| Written problem |
Count each line in which the word "xlabel" appears. Reply with the total and nothing more.

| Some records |

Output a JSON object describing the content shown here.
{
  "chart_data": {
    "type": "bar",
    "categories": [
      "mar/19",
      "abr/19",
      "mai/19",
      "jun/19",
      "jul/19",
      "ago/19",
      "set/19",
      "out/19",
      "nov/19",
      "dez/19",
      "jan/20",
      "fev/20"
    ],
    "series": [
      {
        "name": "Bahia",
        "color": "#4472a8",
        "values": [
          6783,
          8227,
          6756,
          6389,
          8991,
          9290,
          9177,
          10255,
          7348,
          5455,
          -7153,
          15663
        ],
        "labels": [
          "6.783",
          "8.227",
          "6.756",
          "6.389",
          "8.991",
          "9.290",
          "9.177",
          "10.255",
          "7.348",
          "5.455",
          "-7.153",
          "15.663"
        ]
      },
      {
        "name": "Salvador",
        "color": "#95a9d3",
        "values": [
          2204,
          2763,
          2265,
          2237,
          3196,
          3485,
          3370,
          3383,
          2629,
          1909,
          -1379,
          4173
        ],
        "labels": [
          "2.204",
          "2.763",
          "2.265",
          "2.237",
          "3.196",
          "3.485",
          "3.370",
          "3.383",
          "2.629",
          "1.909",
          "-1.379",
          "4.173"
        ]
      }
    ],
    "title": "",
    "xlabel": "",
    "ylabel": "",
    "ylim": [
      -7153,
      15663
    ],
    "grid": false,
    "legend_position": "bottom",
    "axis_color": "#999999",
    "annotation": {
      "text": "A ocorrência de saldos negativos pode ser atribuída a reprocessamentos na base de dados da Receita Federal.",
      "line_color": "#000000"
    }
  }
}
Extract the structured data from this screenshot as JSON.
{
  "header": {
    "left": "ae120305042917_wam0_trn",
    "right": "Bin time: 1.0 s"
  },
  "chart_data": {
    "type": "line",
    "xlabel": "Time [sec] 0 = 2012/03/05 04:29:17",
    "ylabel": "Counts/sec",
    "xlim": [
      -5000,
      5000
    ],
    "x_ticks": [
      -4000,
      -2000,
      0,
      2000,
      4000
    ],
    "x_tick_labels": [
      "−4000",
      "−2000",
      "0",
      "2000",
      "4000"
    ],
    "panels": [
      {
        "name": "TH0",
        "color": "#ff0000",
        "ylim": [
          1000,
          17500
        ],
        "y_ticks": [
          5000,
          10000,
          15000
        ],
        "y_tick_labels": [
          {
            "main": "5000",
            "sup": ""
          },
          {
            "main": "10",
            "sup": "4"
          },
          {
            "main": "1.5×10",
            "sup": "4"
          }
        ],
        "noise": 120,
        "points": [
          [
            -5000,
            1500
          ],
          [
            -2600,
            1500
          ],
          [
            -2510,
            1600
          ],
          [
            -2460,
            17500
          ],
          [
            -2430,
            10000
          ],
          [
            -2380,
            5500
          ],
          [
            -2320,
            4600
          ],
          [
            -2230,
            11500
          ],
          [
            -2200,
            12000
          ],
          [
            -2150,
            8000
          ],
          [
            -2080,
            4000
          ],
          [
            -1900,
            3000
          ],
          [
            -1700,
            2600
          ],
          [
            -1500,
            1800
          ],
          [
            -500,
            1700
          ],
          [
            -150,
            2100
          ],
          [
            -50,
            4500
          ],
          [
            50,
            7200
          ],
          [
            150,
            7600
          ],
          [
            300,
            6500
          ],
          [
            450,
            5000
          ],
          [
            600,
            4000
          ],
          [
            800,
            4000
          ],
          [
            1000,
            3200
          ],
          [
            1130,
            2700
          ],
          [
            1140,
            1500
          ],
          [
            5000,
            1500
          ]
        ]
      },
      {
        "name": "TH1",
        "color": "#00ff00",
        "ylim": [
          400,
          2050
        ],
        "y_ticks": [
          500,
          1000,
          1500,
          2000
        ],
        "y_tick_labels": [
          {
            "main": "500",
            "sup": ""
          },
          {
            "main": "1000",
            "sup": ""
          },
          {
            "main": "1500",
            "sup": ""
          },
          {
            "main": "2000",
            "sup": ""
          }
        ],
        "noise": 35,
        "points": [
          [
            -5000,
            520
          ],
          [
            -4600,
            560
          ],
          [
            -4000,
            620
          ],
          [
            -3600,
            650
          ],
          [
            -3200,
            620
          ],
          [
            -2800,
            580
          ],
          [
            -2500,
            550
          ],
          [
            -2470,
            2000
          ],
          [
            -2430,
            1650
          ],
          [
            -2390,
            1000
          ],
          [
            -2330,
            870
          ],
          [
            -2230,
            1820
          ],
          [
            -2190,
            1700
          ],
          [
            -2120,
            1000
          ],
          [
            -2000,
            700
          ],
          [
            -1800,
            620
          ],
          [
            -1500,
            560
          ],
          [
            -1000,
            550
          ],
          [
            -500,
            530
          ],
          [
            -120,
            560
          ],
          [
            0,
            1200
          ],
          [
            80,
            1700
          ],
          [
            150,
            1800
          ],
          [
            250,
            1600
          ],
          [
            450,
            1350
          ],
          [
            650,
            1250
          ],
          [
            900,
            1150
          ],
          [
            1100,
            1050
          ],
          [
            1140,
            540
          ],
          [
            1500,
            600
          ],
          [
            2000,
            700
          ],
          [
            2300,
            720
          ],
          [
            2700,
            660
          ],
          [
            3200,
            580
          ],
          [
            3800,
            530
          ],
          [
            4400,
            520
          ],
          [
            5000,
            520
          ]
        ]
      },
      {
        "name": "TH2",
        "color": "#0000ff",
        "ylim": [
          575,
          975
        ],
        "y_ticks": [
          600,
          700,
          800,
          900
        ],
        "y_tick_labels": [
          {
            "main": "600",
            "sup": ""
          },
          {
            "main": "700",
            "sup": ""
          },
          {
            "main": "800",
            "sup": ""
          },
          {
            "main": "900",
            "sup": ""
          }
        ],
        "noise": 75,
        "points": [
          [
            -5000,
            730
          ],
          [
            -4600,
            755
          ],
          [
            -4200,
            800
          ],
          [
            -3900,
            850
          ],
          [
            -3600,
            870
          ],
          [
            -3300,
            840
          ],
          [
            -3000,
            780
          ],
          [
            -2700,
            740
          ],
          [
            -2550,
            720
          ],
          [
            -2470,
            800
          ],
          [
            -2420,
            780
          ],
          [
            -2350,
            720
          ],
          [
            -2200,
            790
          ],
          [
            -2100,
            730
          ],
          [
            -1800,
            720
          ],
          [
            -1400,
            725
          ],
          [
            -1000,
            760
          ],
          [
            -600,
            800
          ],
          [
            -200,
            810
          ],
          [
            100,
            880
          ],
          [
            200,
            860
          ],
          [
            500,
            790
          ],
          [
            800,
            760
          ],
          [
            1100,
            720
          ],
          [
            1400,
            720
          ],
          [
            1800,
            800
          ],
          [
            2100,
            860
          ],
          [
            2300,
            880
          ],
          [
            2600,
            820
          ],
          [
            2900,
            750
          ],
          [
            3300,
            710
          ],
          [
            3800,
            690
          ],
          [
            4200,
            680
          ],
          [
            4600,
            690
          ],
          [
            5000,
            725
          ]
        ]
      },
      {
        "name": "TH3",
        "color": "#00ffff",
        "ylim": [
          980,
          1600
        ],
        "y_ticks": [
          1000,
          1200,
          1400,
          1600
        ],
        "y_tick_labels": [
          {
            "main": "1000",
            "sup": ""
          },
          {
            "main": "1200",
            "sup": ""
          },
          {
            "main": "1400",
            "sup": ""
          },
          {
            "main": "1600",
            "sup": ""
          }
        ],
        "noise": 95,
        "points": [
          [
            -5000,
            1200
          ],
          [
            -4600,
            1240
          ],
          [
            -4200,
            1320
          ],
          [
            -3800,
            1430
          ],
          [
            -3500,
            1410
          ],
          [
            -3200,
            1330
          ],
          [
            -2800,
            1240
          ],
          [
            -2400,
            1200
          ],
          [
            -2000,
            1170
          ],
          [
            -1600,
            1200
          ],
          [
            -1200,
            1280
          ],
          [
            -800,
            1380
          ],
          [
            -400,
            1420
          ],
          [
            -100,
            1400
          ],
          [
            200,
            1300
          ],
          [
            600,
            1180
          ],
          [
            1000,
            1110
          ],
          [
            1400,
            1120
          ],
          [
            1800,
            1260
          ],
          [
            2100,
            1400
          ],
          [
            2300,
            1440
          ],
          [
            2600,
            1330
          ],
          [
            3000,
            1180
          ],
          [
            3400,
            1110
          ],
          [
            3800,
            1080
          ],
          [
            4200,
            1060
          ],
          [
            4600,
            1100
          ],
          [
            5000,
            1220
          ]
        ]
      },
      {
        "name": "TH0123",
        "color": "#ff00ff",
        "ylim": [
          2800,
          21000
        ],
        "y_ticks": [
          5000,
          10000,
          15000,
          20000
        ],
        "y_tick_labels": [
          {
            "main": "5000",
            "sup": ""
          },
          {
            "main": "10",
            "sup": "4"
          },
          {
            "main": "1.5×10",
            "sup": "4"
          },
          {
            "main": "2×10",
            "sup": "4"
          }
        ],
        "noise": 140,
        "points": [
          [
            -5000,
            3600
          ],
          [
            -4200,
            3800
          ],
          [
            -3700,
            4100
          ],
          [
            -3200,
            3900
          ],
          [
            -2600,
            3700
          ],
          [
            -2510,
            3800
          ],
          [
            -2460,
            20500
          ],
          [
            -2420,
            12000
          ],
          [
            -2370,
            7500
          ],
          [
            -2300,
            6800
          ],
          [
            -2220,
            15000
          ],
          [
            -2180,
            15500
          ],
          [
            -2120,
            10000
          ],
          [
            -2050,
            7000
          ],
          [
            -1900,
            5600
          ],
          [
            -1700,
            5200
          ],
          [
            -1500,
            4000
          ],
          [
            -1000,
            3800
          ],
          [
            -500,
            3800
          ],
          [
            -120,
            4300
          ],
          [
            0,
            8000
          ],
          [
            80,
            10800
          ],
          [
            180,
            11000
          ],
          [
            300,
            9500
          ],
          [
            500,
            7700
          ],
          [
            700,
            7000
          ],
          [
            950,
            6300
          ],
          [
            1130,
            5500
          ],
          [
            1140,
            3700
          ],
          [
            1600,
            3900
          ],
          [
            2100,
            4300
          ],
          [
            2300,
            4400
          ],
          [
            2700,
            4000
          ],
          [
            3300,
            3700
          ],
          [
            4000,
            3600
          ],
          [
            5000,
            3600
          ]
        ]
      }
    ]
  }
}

| Output below |
2